OBJECTIVE
Extract the lines that carry the string "Arrival" from the listing.

START INFORMATION GIVEN

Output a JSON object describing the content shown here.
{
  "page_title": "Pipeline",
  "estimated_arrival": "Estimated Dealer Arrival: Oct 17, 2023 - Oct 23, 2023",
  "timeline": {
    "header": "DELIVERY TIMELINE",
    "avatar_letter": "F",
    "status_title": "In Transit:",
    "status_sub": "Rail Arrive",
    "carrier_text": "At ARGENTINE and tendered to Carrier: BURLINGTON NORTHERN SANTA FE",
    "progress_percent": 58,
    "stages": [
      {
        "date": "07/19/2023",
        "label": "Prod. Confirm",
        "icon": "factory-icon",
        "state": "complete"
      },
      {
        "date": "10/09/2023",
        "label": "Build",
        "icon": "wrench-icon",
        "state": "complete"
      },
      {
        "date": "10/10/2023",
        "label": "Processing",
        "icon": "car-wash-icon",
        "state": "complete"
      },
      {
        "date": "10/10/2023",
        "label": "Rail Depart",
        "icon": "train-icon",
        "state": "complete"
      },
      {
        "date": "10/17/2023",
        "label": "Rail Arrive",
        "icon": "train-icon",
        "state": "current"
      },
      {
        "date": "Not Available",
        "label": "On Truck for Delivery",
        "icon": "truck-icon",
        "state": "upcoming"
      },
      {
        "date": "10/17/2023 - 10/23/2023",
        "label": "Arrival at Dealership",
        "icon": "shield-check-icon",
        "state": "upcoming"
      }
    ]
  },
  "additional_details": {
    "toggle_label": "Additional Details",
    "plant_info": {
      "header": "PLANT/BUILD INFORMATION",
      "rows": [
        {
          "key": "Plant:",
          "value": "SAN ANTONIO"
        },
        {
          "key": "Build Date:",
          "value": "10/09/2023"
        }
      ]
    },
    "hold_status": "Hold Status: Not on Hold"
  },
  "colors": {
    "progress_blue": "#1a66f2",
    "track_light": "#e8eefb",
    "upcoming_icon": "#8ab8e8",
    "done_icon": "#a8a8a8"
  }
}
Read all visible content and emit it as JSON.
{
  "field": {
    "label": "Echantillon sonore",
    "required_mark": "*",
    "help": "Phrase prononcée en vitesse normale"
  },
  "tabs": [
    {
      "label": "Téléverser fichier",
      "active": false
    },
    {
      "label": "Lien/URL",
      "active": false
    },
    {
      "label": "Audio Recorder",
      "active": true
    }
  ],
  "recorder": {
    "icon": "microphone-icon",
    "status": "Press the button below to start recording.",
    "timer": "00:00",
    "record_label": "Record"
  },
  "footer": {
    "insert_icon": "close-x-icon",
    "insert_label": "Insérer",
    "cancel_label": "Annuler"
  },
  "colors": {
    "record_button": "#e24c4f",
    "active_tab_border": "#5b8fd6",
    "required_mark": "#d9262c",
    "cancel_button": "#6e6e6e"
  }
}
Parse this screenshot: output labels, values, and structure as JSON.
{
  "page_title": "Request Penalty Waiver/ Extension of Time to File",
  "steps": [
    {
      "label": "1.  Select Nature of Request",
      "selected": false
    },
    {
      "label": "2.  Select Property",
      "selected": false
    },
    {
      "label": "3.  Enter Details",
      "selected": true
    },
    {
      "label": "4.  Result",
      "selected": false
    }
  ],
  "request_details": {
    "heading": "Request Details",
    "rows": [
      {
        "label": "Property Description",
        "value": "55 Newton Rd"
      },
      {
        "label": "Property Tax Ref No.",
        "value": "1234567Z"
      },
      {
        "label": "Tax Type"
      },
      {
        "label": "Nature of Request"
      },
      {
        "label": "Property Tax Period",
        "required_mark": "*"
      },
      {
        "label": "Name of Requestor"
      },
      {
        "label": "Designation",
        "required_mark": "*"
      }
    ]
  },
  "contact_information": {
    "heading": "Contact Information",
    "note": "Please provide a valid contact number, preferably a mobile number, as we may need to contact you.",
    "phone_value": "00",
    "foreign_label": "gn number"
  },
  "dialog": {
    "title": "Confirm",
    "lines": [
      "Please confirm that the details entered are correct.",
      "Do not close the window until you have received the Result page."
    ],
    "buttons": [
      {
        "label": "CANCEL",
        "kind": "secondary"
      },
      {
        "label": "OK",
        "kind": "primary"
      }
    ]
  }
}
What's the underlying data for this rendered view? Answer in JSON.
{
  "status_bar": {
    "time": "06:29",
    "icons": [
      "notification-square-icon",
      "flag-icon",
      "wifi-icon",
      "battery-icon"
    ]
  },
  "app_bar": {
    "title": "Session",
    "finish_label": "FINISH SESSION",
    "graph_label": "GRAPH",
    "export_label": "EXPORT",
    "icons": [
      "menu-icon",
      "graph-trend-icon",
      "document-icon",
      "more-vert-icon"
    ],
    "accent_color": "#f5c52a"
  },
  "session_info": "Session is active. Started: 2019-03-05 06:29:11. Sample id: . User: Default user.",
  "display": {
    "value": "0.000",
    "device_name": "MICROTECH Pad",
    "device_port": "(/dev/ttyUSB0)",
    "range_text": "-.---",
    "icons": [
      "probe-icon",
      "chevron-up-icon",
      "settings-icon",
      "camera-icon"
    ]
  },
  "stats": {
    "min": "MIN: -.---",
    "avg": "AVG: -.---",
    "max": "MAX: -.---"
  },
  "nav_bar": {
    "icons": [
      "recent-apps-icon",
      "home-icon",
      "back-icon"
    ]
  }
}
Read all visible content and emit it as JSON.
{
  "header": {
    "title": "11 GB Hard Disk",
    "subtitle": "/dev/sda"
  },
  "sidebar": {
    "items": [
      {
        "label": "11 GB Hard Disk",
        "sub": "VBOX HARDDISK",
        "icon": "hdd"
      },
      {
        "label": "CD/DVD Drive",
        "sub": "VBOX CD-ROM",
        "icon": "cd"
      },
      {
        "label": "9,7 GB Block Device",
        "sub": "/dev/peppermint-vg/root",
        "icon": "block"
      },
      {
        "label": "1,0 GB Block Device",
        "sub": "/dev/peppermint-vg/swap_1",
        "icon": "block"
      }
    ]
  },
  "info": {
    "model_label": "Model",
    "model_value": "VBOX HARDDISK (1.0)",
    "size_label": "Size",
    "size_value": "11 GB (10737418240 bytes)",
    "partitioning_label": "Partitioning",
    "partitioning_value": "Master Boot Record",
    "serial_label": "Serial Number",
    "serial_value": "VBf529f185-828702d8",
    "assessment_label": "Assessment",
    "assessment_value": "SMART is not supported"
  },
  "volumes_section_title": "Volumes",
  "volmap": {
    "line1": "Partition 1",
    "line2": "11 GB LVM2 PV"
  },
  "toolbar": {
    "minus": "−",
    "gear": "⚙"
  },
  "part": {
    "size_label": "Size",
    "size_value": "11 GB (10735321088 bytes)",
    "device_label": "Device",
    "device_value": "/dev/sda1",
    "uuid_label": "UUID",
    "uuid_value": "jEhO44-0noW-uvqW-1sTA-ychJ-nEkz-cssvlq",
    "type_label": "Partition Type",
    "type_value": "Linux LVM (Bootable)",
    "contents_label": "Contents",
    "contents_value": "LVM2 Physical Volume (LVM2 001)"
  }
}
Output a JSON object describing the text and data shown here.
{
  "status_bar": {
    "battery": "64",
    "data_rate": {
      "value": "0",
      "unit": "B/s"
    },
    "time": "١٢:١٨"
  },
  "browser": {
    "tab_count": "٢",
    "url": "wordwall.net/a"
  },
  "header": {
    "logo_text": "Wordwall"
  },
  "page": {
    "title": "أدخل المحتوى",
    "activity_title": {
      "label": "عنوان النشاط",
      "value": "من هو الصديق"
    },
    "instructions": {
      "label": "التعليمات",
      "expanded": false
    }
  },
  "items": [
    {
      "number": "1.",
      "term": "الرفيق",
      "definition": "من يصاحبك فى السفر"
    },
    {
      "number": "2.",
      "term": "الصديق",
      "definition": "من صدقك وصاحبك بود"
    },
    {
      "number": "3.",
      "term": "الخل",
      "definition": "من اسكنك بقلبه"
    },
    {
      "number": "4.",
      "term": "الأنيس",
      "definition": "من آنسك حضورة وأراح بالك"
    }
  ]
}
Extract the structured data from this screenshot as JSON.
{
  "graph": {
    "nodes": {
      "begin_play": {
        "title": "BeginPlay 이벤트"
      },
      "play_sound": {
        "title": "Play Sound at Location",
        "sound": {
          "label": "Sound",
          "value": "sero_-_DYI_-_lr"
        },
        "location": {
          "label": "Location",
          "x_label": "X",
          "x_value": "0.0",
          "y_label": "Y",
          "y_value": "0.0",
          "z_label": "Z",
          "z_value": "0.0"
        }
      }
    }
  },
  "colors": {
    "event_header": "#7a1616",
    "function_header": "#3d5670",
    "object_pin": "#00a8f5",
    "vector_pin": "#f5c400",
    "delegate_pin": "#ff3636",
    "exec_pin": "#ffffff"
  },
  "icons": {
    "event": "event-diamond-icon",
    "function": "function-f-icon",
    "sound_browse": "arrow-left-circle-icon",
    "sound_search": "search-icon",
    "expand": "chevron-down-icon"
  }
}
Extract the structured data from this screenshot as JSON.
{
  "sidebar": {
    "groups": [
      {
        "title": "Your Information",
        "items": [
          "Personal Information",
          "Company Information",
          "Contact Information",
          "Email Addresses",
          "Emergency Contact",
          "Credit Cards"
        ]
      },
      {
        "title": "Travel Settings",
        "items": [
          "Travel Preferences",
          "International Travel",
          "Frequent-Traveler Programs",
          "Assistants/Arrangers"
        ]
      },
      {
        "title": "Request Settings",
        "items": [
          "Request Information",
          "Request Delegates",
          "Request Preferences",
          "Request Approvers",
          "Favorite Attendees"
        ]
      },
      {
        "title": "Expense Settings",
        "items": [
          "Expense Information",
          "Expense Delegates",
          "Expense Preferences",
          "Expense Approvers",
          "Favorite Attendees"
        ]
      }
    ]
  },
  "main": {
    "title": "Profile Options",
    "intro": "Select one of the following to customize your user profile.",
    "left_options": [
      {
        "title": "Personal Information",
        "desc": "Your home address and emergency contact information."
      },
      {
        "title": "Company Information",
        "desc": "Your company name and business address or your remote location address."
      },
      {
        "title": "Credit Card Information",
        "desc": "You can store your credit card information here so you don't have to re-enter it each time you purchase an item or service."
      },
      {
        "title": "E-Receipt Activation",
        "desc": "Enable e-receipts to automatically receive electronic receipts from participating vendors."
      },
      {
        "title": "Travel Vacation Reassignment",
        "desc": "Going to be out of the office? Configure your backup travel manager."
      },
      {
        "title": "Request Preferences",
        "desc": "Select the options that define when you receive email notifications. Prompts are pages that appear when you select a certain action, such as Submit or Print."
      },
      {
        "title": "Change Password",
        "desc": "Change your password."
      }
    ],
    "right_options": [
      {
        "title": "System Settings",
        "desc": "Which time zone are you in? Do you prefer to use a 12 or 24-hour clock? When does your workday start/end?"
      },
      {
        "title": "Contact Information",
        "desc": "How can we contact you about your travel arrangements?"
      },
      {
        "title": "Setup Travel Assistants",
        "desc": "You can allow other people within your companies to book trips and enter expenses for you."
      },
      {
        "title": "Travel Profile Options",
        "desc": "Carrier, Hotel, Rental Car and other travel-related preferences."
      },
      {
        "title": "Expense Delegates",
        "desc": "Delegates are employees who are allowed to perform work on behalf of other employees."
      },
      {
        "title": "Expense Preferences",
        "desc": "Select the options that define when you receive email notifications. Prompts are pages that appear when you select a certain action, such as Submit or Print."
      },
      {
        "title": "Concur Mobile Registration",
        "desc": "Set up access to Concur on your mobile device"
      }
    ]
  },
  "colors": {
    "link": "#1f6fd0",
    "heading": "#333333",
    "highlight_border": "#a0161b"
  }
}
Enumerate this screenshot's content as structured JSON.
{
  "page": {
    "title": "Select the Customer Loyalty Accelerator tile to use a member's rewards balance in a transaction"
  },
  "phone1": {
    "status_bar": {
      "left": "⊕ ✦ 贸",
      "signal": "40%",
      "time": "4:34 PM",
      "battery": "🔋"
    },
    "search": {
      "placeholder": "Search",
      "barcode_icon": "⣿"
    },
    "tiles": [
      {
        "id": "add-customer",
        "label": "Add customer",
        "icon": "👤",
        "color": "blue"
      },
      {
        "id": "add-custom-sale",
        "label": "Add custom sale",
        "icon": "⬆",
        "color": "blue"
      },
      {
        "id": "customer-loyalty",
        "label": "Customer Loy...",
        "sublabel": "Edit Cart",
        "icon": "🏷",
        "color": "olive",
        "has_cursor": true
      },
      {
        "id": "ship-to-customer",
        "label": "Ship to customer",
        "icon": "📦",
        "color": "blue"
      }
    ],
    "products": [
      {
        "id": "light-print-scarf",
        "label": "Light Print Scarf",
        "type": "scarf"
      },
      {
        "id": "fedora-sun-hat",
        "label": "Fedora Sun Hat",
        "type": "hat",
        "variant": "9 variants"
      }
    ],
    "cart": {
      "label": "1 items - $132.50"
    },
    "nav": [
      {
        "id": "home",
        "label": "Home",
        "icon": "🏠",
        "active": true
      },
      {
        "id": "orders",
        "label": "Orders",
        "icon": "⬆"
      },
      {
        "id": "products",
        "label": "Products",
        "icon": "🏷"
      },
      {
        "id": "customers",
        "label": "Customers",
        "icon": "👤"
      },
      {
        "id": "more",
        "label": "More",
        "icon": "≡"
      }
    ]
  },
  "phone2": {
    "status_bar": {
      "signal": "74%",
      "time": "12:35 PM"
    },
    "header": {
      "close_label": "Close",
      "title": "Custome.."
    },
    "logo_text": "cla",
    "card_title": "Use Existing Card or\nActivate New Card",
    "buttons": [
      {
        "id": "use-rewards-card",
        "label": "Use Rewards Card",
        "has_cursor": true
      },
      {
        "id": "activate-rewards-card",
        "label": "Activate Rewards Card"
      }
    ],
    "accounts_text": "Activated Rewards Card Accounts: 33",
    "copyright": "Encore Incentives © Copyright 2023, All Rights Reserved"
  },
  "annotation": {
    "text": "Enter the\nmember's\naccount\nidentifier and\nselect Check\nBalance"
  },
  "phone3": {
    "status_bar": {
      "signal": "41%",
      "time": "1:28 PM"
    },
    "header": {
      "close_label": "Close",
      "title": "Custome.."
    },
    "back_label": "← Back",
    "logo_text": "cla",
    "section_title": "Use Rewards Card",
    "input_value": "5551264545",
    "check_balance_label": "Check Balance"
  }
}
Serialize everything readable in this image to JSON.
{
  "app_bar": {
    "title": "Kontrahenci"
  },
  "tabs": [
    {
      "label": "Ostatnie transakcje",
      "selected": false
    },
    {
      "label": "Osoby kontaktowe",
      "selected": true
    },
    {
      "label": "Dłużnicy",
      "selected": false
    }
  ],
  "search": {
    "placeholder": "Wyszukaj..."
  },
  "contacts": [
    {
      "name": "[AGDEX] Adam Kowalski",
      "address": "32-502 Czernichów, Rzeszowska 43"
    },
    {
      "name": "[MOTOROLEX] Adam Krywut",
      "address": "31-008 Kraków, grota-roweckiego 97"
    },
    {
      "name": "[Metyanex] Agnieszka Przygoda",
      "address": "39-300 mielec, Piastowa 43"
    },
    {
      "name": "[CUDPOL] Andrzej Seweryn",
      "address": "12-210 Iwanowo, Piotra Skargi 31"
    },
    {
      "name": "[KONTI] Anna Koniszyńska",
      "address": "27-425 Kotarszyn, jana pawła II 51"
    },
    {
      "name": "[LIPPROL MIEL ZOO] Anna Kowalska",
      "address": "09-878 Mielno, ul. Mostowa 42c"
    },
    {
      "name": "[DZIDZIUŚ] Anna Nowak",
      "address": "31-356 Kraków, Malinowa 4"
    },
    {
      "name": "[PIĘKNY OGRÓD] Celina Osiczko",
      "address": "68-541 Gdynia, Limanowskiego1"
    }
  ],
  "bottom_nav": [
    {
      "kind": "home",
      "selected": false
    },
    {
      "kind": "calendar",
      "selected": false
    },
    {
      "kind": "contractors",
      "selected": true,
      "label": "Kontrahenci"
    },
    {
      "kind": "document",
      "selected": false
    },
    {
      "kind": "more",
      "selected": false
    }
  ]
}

END INFORMATION GIVEN

OUTPUT
  "estimated_arrival": "Estimated Dealer Arrival: Oct 17, 2023 - Oct 23, 2023",
        "label": "Arrival at Dealership",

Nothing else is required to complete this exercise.